▶ **THE REQUEST**
What follows is a set of records, each of which is to be written out exactly.

====================

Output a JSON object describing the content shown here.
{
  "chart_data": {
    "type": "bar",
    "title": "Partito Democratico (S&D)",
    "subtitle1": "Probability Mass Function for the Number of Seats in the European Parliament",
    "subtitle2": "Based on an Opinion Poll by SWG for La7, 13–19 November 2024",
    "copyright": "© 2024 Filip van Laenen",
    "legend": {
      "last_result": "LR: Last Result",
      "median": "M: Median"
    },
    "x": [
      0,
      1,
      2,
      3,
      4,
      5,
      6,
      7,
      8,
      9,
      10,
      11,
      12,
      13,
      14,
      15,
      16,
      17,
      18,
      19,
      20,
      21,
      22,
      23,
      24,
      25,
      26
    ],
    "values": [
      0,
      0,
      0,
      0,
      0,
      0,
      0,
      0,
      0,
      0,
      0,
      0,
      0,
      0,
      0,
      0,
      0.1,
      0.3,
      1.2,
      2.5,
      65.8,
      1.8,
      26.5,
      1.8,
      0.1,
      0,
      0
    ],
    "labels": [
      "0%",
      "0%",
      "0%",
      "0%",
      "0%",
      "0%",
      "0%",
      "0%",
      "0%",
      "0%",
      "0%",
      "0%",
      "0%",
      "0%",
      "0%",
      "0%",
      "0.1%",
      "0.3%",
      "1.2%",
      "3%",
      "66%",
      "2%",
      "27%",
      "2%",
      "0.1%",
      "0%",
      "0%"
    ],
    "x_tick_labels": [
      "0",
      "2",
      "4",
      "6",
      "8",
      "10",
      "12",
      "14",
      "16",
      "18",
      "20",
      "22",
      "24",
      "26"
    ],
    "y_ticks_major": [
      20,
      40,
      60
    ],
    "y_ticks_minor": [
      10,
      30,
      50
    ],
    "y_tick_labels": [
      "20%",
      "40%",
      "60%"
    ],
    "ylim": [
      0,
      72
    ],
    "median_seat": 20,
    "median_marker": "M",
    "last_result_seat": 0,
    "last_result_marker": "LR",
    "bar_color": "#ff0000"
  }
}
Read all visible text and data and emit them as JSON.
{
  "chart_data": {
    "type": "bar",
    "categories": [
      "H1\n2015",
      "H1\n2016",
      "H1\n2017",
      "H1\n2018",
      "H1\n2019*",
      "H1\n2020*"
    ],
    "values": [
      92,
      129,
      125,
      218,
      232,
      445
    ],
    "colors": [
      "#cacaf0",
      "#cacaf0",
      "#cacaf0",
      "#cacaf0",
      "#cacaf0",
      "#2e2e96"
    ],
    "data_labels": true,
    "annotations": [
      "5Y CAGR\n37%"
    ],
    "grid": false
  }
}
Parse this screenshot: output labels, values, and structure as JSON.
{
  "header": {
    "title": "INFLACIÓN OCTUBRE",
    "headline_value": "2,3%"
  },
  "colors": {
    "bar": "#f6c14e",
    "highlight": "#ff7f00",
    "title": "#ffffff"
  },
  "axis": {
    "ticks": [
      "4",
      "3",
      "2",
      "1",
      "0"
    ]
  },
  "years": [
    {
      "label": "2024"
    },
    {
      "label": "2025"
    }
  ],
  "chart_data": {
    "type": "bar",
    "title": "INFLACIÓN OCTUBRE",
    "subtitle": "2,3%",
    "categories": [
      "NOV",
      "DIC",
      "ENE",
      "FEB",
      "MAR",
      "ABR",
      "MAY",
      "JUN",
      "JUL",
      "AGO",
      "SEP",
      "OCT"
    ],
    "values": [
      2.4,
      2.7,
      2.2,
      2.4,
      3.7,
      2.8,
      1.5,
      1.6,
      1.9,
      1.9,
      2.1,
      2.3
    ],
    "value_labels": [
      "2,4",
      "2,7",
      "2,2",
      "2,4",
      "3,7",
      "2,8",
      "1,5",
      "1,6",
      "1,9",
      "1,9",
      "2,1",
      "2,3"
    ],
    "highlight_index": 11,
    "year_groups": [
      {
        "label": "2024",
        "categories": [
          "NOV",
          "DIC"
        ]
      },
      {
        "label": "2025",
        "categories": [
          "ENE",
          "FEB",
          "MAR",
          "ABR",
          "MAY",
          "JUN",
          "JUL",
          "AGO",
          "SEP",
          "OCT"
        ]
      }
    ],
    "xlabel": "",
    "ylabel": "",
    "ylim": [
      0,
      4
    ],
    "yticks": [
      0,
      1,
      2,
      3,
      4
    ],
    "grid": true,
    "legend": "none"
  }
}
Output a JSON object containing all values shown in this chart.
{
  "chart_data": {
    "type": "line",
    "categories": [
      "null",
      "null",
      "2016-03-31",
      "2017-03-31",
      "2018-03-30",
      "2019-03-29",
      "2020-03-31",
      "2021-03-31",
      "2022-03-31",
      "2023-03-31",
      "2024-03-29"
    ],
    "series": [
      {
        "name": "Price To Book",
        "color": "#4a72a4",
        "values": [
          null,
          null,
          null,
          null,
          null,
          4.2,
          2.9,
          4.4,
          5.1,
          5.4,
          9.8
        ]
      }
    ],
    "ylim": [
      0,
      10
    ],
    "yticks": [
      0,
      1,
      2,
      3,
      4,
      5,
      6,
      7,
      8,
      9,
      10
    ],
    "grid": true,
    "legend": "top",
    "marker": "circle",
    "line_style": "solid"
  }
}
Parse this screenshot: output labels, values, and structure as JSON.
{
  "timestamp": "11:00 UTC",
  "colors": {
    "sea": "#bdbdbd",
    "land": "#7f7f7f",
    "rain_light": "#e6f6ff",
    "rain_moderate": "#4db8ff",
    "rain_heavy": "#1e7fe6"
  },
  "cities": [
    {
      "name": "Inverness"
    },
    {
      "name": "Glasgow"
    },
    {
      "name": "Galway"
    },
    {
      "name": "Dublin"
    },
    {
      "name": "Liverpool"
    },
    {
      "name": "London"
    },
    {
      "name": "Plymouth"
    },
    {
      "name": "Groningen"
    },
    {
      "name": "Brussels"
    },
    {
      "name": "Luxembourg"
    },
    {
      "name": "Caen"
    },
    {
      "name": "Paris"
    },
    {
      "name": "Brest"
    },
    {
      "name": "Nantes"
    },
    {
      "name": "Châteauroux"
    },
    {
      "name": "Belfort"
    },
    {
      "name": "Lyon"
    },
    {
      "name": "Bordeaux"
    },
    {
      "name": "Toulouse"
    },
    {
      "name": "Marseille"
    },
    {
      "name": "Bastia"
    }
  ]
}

====================

▶ **TASK RESPONSE**
Output a JSON object describing the content shown here.
{
  "chart_data": {
    "type": "bar",
    "title": "Partito Democratico (S&D)",
    "subtitle1": "Probability Mass Function for the Number of Seats in the European Parliament",
    "subtitle2": "Based on an Opinion Poll by SWG for La7, 13–19 November 2024",
    "copyright": "© 2024 Filip van Laenen",
    "legend": {
      "last_result": "LR: Last Result",
      "median": "M: Median"
    },
    "x": [
      0,
      1,
      2,
      3,
      4,
      5,
      6,
      7,
      8,
      9,
      10,
      11,
      12,
      13,
      14,
      15,
      16,
      17,
      18,
      19,
      20,
      21,
      22,
      23,
      24,
      25,
      26
    ],
    "values": [
      0,
      0,
      0,
      0,
      0,
      0,
      0,
      0,
      0,
      0,
      0,
      0,
      0,
      0,
      0,
      0,
      0.1,
      0.3,
      1.2,
      2.5,
      65.8,
      1.8,
      26.5,
      1.8,
      0.1,
      0,
      0
    ],
    "labels": [
      "0%",
      "0%",
      "0%",
      "0%",
      "0%",
      "0%",
      "0%",
      "0%",
      "0%",
      "0%",
      "0%",
      "0%",
      "0%",
      "0%",
      "0%",
      "0%",
      "0.1%",
      "0.3%",
      "1.2%",
      "3%",
      "66%",
      "2%",
      "27%",
      "2%",
      "0.1%",
      "0%",
      "0%"
    ],
    "x_tick_labels": [
      "0",
      "2",
      "4",
      "6",
      "8",
      "10",
      "12",
      "14",
      "16",
      "18",
      "20",
      "22",
      "24",
      "26"
    ],
    "y_ticks_major": [
      20,
      40,
      60
    ],
    "y_ticks_minor": [
      10,
      30,
      50
    ],
    "y_tick_labels": [
      "20%",
      "40%",
      "60%"
    ],
    "ylim": [
      0,
      72
    ],
    "median_seat": 20,
    "median_marker": "M",
    "last_result_seat": 0,
    "last_result_marker": "LR",
    "bar_color": "#ff0000"
  }
}
Read all visible text and data and emit them as JSON.
{
  "chart_data": {
    "type": "bar",
    "categories": [
      "H1\n2015",
      "H1\n2016",
      "H1\n2017",
      "H1\n2018",
      "H1\n2019*",
      "H1\n2020*"
    ],
    "values": [
      92,
      129,
      125,
      218,
      232,
      445
    ],
    "colors": [
      "#cacaf0",
      "#cacaf0",
      "#cacaf0",
      "#cacaf0",
      "#cacaf0",
      "#2e2e96"
    ],
    "data_labels": true,
    "annotations": [
      "5Y CAGR\n37%"
    ],
    "grid": false
  }
}
Parse this screenshot: output labels, values, and structure as JSON.
{
  "header": {
    "title": "INFLACIÓN OCTUBRE",
    "headline_value": "2,3%"
  },
  "colors": {
    "bar": "#f6c14e",
    "highlight": "#ff7f00",
    "title": "#ffffff"
  },
  "axis": {
    "ticks": [
      "4",
      "3",
      "2",
      "1",
      "0"
    ]
  },
  "years": [
    {
      "label": "2024"
    },
    {
      "label": "2025"
    }
  ],
  "chart_data": {
    "type": "bar",
    "title": "INFLACIÓN OCTUBRE",
    "subtitle": "2,3%",
    "categories": [
      "NOV",
      "DIC",
      "ENE",
      "FEB",
      "MAR",
      "ABR",
      "MAY",
      "JUN",
      "JUL",
      "AGO",
      "SEP",
      "OCT"
    ],
    "values": [
      2.4,
      2.7,
      2.2,
      2.4,
      3.7,
      2.8,
      1.5,
      1.6,
      1.9,
      1.9,
      2.1,
      2.3
    ],
    "value_labels": [
      "2,4",
      "2,7",
      "2,2",
      "2,4",
      "3,7",
      "2,8",
      "1,5",
      "1,6",
      "1,9",
      "1,9",
      "2,1",
      "2,3"
    ],
    "highlight_index": 11,
    "year_groups": [
      {
        "label": "2024",
        "categories": [
          "NOV",
          "DIC"
        ]
      },
      {
        "label": "2025",
        "categories": [
          "ENE",
          "FEB",
          "MAR",
          "ABR",
          "MAY",
          "JUN",
          "JUL",
          "AGO",
          "SEP",
          "OCT"
        ]
      }
    ],
    "xlabel": "",
    "ylabel": "",
    "ylim": [
      0,
      4
    ],
    "yticks": [
      0,
      1,
      2,
      3,
      4
    ],
    "grid": true,
    "legend": "none"
  }
}
Output a JSON object containing all values shown in this chart.
{
  "chart_data": {
    "type": "line",
    "categories": [
      "null",
      "null",
      "2016-03-31",
      "2017-03-31",
      "2018-03-30",
      "2019-03-29",
      "2020-03-31",
      "2021-03-31",
      "2022-03-31",
      "2023-03-31",
      "2024-03-29"
    ],
    "series": [
      {
        "name": "Price To Book",
        "color": "#4a72a4",
        "values": [
          null,
          null,
          null,
          null,
          null,
          4.2,
          2.9,
          4.4,
          5.1,
          5.4,
          9.8
        ]
      }
    ],
    "ylim": [
      0,
      10
    ],
    "yticks": [
      0,
      1,
      2,
      3,
      4,
      5,
      6,
      7,
      8,
      9,
      10
    ],
    "grid": true,
    "legend": "top",
    "marker": "circle",
    "line_style": "solid"
  }
}
Parse this screenshot: output labels, values, and structure as JSON.
{
  "timestamp": "11:00 UTC",
  "colors": {
    "sea": "#bdbdbd",
    "land": "#7f7f7f",
    "rain_light": "#e6f6ff",
    "rain_moderate": "#4db8ff",
    "rain_heavy": "#1e7fe6"
  },
  "cities": [
    {
      "name": "Inverness"
    },
    {
      "name": "Glasgow"
    },
    {
      "name": "Galway"
    },
    {
      "name": "Dublin"
    },
    {
      "name": "Liverpool"
    },
    {
      "name": "London"
    },
    {
      "name": "Plymouth"
    },
    {
      "name": "Groningen"
    },
    {
      "name": "Brussels"
    },
    {
      "name": "Luxembourg"
    },
    {
      "name": "Caen"
    },
    {
      "name": "Paris"
    },
    {
      "name": "Brest"
    },
    {
      "name": "Nantes"
    },
    {
      "name": "Châteauroux"
    },
    {
      "name": "Belfort"
    },
    {
      "name": "Lyon"
    },
    {
      "name": "Bordeaux"
    },
    {
      "name": "Toulouse"
    },
    {
      "name": "Marseille"
    },
    {
      "name": "Bastia"
    }
  ]
}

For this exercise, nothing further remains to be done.